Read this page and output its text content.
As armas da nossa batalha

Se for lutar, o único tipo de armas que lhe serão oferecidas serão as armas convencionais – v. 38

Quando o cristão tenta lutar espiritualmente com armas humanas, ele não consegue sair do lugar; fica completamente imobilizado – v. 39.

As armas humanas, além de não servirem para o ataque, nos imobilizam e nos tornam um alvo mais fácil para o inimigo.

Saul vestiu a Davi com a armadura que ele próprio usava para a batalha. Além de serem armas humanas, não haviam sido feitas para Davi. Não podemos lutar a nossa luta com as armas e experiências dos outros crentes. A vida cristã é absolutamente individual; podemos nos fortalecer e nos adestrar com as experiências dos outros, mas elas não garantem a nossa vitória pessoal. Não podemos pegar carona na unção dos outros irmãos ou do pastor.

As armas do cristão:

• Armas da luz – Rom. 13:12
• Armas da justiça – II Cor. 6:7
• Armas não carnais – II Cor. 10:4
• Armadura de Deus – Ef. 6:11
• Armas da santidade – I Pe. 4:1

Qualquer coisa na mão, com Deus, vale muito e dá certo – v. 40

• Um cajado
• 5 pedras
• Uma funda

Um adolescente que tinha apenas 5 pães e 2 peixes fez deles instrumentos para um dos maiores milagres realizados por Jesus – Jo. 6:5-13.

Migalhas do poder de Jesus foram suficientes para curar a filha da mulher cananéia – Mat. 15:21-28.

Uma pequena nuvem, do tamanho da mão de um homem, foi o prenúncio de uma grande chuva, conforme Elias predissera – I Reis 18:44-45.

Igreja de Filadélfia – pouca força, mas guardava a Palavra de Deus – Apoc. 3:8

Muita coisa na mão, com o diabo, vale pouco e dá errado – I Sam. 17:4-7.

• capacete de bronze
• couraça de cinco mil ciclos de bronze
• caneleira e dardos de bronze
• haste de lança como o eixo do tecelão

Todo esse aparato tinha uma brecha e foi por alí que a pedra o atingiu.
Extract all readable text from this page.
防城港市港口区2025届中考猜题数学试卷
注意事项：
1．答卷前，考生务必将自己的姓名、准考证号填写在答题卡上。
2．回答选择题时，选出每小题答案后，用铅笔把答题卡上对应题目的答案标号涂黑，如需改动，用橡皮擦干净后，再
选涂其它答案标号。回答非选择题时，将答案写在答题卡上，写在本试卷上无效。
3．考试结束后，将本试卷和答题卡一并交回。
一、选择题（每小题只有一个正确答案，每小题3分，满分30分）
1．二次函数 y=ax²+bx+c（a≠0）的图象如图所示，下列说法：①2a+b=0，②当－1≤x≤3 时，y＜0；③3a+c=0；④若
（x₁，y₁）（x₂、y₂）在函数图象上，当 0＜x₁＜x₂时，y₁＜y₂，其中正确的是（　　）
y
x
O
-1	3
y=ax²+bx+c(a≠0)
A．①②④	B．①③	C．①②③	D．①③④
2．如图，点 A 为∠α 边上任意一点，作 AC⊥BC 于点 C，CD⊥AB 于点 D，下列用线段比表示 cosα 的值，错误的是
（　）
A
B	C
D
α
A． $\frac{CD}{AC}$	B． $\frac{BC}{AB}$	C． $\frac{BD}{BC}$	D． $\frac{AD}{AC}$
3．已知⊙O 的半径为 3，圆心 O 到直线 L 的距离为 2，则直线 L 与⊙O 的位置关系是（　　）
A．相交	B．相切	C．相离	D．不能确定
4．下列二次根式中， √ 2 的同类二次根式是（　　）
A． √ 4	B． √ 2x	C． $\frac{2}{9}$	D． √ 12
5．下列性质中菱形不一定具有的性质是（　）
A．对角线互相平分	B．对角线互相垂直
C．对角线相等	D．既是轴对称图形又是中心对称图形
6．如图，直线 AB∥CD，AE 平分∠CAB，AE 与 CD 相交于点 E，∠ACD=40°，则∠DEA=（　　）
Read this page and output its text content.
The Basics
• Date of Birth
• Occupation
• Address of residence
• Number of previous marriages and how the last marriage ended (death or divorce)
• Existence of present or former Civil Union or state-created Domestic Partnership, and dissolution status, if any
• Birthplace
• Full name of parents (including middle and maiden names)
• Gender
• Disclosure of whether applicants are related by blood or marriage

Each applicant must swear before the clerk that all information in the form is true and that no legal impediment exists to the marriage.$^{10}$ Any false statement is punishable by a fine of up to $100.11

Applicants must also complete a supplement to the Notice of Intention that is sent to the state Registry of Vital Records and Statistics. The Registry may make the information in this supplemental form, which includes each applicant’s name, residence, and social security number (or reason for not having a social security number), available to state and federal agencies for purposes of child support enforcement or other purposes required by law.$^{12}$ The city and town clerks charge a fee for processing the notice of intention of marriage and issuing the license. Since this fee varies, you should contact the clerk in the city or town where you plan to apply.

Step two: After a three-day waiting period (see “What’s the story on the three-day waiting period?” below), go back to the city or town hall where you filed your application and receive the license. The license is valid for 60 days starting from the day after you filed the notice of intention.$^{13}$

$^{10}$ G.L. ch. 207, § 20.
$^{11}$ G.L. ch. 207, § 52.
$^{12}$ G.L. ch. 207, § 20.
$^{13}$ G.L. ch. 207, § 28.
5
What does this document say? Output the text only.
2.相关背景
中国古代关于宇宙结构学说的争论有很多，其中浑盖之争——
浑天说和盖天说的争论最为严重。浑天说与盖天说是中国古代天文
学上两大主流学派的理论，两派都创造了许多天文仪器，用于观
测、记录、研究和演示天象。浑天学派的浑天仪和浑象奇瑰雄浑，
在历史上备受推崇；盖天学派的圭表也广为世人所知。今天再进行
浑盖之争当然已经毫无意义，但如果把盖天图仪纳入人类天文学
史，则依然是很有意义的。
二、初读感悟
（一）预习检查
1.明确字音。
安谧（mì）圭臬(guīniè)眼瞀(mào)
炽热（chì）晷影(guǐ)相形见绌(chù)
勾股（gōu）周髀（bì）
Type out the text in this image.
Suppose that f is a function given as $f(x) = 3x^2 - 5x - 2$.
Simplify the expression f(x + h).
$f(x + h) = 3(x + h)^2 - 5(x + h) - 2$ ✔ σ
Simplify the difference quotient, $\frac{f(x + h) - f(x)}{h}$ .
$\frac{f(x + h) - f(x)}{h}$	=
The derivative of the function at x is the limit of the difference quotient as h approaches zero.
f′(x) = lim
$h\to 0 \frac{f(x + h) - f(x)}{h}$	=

**Stated exercise:**
All of the entries must be written out exactly as they stand.

**Written solution:**
Read this page and output its text content.
As armas da nossa batalha

Se for lutar, o único tipo de armas que lhe serão oferecidas serão as armas convencionais – v. 38

Quando o cristão tenta lutar espiritualmente com armas humanas, ele não consegue sair do lugar; fica completamente imobilizado – v. 39.

As armas humanas, além de não servirem para o ataque, nos imobilizam e nos tornam um alvo mais fácil para o inimigo.

Saul vestiu a Davi com a armadura que ele próprio usava para a batalha. Além de serem armas humanas, não haviam sido feitas para Davi. Não podemos lutar a nossa luta com as armas e experiências dos outros crentes. A vida cristã é absolutamente individual; podemos nos fortalecer e nos adestrar com as experiências dos outros, mas elas não garantem a nossa vitória pessoal. Não podemos pegar carona na unção dos outros irmãos ou do pastor.

As armas do cristão:

• Armas da luz – Rom. 13:12
• Armas da justiça – II Cor. 6:7
• Armas não carnais – II Cor. 10:4
• Armadura de Deus – Ef. 6:11
• Armas da santidade – I Pe. 4:1

Qualquer coisa na mão, com Deus, vale muito e dá certo – v. 40

• Um cajado
• 5 pedras
• Uma funda

Um adolescente que tinha apenas 5 pães e 2 peixes fez deles instrumentos para um dos maiores milagres realizados por Jesus – Jo. 6:5-13.

Migalhas do poder de Jesus foram suficientes para curar a filha da mulher cananéia – Mat. 15:21-28.

Uma pequena nuvem, do tamanho da mão de um homem, foi o prenúncio de uma grande chuva, conforme Elias predissera – I Reis 18:44-45.

Igreja de Filadélfia – pouca força, mas guardava a Palavra de Deus – Apoc. 3:8

Muita coisa na mão, com o diabo, vale pouco e dá errado – I Sam. 17:4-7.

• capacete de bronze
• couraça de cinco mil ciclos de bronze
• caneleira e dardos de bronze
• haste de lança como o eixo do tecelão

Todo esse aparato tinha uma brecha e foi por alí que a pedra o atingiu.
Extract all readable text from this page.
防城港市港口区2025届中考猜题数学试卷
注意事项：
1．答卷前，考生务必将自己的姓名、准考证号填写在答题卡上。
2．回答选择题时，选出每小题答案后，用铅笔把答题卡上对应题目的答案标号涂黑，如需改动，用橡皮擦干净后，再
选涂其它答案标号。回答非选择题时，将答案写在答题卡上，写在本试卷上无效。
3．考试结束后，将本试卷和答题卡一并交回。
一、选择题（每小题只有一个正确答案，每小题3分，满分30分）
1．二次函数 y=ax²+bx+c（a≠0）的图象如图所示，下列说法：①2a+b=0，②当－1≤x≤3 时，y＜0；③3a+c=0；④若
（x₁，y₁）（x₂、y₂）在函数图象上，当 0＜x₁＜x₂时，y₁＜y₂，其中正确的是（　　）
y
x
O
-1	3
y=ax²+bx+c(a≠0)
A．①②④	B．①③	C．①②③	D．①③④
2．如图，点 A 为∠α 边上任意一点，作 AC⊥BC 于点 C，CD⊥AB 于点 D，下列用线段比表示 cosα 的值，错误的是
（　）
A
B	C
D
α
A． $\frac{CD}{AC}$	B． $\frac{BC}{AB}$	C． $\frac{BD}{BC}$	D． $\frac{AD}{AC}$
3．已知⊙O 的半径为 3，圆心 O 到直线 L 的距离为 2，则直线 L 与⊙O 的位置关系是（　　）
A．相交	B．相切	C．相离	D．不能确定
4．下列二次根式中， √ 2 的同类二次根式是（　　）
A． √ 4	B． √ 2x	C． $\frac{2}{9}$	D． √ 12
5．下列性质中菱形不一定具有的性质是（　）
A．对角线互相平分	B．对角线互相垂直
C．对角线相等	D．既是轴对称图形又是中心对称图形
6．如图，直线 AB∥CD，AE 平分∠CAB，AE 与 CD 相交于点 E，∠ACD=40°，则∠DEA=（　　）
Read this page and output its text content.
The Basics
• Date of Birth
• Occupation
• Address of residence
• Number of previous marriages and how the last marriage ended (death or divorce)
• Existence of present or former Civil Union or state-created Domestic Partnership, and dissolution status, if any
• Birthplace
• Full name of parents (including middle and maiden names)
• Gender
• Disclosure of whether applicants are related by blood or marriage

Each applicant must swear before the clerk that all information in the form is true and that no legal impediment exists to the marriage.$^{10}$ Any false statement is punishable by a fine of up to $100.11

Applicants must also complete a supplement to the Notice of Intention that is sent to the state Registry of Vital Records and Statistics. The Registry may make the information in this supplemental form, which includes each applicant’s name, residence, and social security number (or reason for not having a social security number), available to state and federal agencies for purposes of child support enforcement or other purposes required by law.$^{12}$ The city and town clerks charge a fee for processing the notice of intention of marriage and issuing the license. Since this fee varies, you should contact the clerk in the city or town where you plan to apply.

Step two: After a three-day waiting period (see “What’s the story on the three-day waiting period?” below), go back to the city or town hall where you filed your application and receive the license. The license is valid for 60 days starting from the day after you filed the notice of intention.$^{13}$

$^{10}$ G.L. ch. 207, § 20.
$^{11}$ G.L. ch. 207, § 52.
$^{12}$ G.L. ch. 207, § 20.
$^{13}$ G.L. ch. 207, § 28.
5
What does this document say? Output the text only.
2.相关背景
中国古代关于宇宙结构学说的争论有很多，其中浑盖之争——
浑天说和盖天说的争论最为严重。浑天说与盖天说是中国古代天文
学上两大主流学派的理论，两派都创造了许多天文仪器，用于观
测、记录、研究和演示天象。浑天学派的浑天仪和浑象奇瑰雄浑，
在历史上备受推崇；盖天学派的圭表也广为世人所知。今天再进行
浑盖之争当然已经毫无意义，但如果把盖天图仪纳入人类天文学
史，则依然是很有意义的。
二、初读感悟
（一）预习检查
1.明确字音。
安谧（mì）圭臬(guīniè)眼瞀(mào)
炽热（chì）晷影(guǐ)相形见绌(chù)
勾股（gōu）周髀（bì）
Type out the text in this image.
Suppose that f is a function given as $f(x) = 3x^2 - 5x - 2$.
Simplify the expression f(x + h).
$f(x + h) = 3(x + h)^2 - 5(x + h) - 2$ ✔ σ
Simplify the difference quotient, $\frac{f(x + h) - f(x)}{h}$ .
$\frac{f(x + h) - f(x)}{h}$	=
The derivative of the function at x is the limit of the difference quotient as h approaches zero.
f′(x) = lim
$h\to 0 \frac{f(x + h) - f(x)}{h}$	=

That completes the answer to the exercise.